● REQUIREMENT
Copy out the listing exactly.

● ENTRIES SUPPLIED
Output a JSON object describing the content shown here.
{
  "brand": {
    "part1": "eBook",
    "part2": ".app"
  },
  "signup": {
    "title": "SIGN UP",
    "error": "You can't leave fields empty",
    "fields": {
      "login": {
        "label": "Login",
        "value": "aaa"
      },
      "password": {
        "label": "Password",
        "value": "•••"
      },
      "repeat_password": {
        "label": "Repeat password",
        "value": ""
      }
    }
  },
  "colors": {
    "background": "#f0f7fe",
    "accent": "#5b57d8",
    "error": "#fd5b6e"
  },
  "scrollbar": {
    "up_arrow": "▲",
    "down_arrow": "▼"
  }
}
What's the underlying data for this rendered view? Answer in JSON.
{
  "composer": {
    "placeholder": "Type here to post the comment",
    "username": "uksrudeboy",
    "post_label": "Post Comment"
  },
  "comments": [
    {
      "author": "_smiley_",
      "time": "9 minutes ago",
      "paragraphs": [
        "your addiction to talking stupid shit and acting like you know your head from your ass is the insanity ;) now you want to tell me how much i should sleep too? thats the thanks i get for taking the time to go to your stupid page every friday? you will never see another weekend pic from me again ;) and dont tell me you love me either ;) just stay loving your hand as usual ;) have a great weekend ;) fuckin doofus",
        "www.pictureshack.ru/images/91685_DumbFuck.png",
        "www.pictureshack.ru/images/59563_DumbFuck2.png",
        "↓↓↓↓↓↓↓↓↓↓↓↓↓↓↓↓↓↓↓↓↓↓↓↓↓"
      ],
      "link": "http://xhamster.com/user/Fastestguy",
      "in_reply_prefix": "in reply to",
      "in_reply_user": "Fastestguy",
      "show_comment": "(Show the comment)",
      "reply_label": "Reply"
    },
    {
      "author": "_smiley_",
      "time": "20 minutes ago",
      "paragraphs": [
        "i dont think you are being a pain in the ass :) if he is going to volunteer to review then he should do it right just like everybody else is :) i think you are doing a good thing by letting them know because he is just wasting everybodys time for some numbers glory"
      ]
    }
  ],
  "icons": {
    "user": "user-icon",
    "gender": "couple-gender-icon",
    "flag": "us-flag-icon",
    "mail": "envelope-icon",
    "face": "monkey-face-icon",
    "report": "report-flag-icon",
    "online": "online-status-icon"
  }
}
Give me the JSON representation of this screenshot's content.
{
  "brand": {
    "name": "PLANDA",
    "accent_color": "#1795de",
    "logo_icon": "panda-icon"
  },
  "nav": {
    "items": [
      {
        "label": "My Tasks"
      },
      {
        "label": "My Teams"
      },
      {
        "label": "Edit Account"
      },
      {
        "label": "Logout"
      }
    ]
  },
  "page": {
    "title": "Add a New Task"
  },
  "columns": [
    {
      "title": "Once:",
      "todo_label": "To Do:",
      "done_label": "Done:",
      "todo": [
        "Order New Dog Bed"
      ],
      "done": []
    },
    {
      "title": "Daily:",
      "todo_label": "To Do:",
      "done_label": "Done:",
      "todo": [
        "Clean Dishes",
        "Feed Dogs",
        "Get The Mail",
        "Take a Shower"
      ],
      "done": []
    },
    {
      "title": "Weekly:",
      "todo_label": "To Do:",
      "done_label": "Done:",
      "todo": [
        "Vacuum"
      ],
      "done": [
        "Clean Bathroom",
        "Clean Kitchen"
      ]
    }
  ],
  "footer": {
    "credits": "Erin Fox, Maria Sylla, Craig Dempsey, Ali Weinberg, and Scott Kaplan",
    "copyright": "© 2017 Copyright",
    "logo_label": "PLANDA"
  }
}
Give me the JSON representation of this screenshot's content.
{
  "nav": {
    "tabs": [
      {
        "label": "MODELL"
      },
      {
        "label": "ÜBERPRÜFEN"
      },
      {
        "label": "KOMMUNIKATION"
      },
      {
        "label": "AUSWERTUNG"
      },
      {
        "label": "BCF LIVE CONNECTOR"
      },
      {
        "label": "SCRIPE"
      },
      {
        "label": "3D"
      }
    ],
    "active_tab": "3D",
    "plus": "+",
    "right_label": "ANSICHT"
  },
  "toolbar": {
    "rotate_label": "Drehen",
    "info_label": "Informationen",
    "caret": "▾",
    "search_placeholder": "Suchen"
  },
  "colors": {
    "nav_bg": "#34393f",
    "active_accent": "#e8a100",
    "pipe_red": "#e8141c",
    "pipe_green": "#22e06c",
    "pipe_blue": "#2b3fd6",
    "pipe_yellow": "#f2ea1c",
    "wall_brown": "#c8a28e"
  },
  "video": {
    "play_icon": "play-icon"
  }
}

● SOLUTION
Output a JSON object describing the content shown here.
{
  "brand": {
    "part1": "eBook",
    "part2": ".app"
  },
  "signup": {
    "title": "SIGN UP",
    "error": "You can't leave fields empty",
    "fields": {
      "login": {
        "label": "Login",
        "value": "aaa"
      },
      "password": {
        "label": "Password",
        "value": "•••"
      },
      "repeat_password": {
        "label": "Repeat password",
        "value": ""
      }
    }
  },
  "colors": {
    "background": "#f0f7fe",
    "accent": "#5b57d8",
    "error": "#fd5b6e"
  },
  "scrollbar": {
    "up_arrow": "▲",
    "down_arrow": "▼"
  }
}
What's the underlying data for this rendered view? Answer in JSON.
{
  "composer": {
    "placeholder": "Type here to post the comment",
    "username": "uksrudeboy",
    "post_label": "Post Comment"
  },
  "comments": [
    {
      "author": "_smiley_",
      "time": "9 minutes ago",
      "paragraphs": [
        "your addiction to talking stupid shit and acting like you know your head from your ass is the insanity ;) now you want to tell me how much i should sleep too? thats the thanks i get for taking the time to go to your stupid page every friday? you will never see another weekend pic from me again ;) and dont tell me you love me either ;) just stay loving your hand as usual ;) have a great weekend ;) fuckin doofus",
        "www.pictureshack.ru/images/91685_DumbFuck.png",
        "www.pictureshack.ru/images/59563_DumbFuck2.png",
        "↓↓↓↓↓↓↓↓↓↓↓↓↓↓↓↓↓↓↓↓↓↓↓↓↓"
      ],
      "link": "http://xhamster.com/user/Fastestguy",
      "in_reply_prefix": "in reply to",
      "in_reply_user": "Fastestguy",
      "show_comment": "(Show the comment)",
      "reply_label": "Reply"
    },
    {
      "author": "_smiley_",
      "time": "20 minutes ago",
      "paragraphs": [
        "i dont think you are being a pain in the ass :) if he is going to volunteer to review then he should do it right just like everybody else is :) i think you are doing a good thing by letting them know because he is just wasting everybodys time for some numbers glory"
      ]
    }
  ],
  "icons": {
    "user": "user-icon",
    "gender": "couple-gender-icon",
    "flag": "us-flag-icon",
    "mail": "envelope-icon",
    "face": "monkey-face-icon",
    "report": "report-flag-icon",
    "online": "online-status-icon"
  }
}
Give me the JSON representation of this screenshot's content.
{
  "brand": {
    "name": "PLANDA",
    "accent_color": "#1795de",
    "logo_icon": "panda-icon"
  },
  "nav": {
    "items": [
      {
        "label": "My Tasks"
      },
      {
        "label": "My Teams"
      },
      {
        "label": "Edit Account"
      },
      {
        "label": "Logout"
      }
    ]
  },
  "page": {
    "title": "Add a New Task"
  },
  "columns": [
    {
      "title": "Once:",
      "todo_label": "To Do:",
      "done_label": "Done:",
      "todo": [
        "Order New Dog Bed"
      ],
      "done": []
    },
    {
      "title": "Daily:",
      "todo_label": "To Do:",
      "done_label": "Done:",
      "todo": [
        "Clean Dishes",
        "Feed Dogs",
        "Get The Mail",
        "Take a Shower"
      ],
      "done": []
    },
    {
      "title": "Weekly:",
      "todo_label": "To Do:",
      "done_label": "Done:",
      "todo": [
        "Vacuum"
      ],
      "done": [
        "Clean Bathroom",
        "Clean Kitchen"
      ]
    }
  ],
  "footer": {
    "credits": "Erin Fox, Maria Sylla, Craig Dempsey, Ali Weinberg, and Scott Kaplan",
    "copyright": "© 2017 Copyright",
    "logo_label": "PLANDA"
  }
}
Give me the JSON representation of this screenshot's content.
{
  "nav": {
    "tabs": [
      {
        "label": "MODELL"
      },
      {
        "label": "ÜBERPRÜFEN"
      },
      {
        "label": "KOMMUNIKATION"
      },
      {
        "label": "AUSWERTUNG"
      },
      {
        "label": "BCF LIVE CONNECTOR"
      },
      {
        "label": "SCRIPE"
      },
      {
        "label": "3D"
      }
    ],
    "active_tab": "3D",
    "plus": "+",
    "right_label": "ANSICHT"
  },
  "toolbar": {
    "rotate_label": "Drehen",
    "info_label": "Informationen",
    "caret": "▾",
    "search_placeholder": "Suchen"
  },
  "colors": {
    "nav_bg": "#34393f",
    "active_accent": "#e8a100",
    "pipe_red": "#e8141c",
    "pipe_green": "#22e06c",
    "pipe_blue": "#2b3fd6",
    "pipe_yellow": "#f2ea1c",
    "wall_brown": "#c8a28e"
  },
  "video": {
    "play_icon": "play-icon"
  }
}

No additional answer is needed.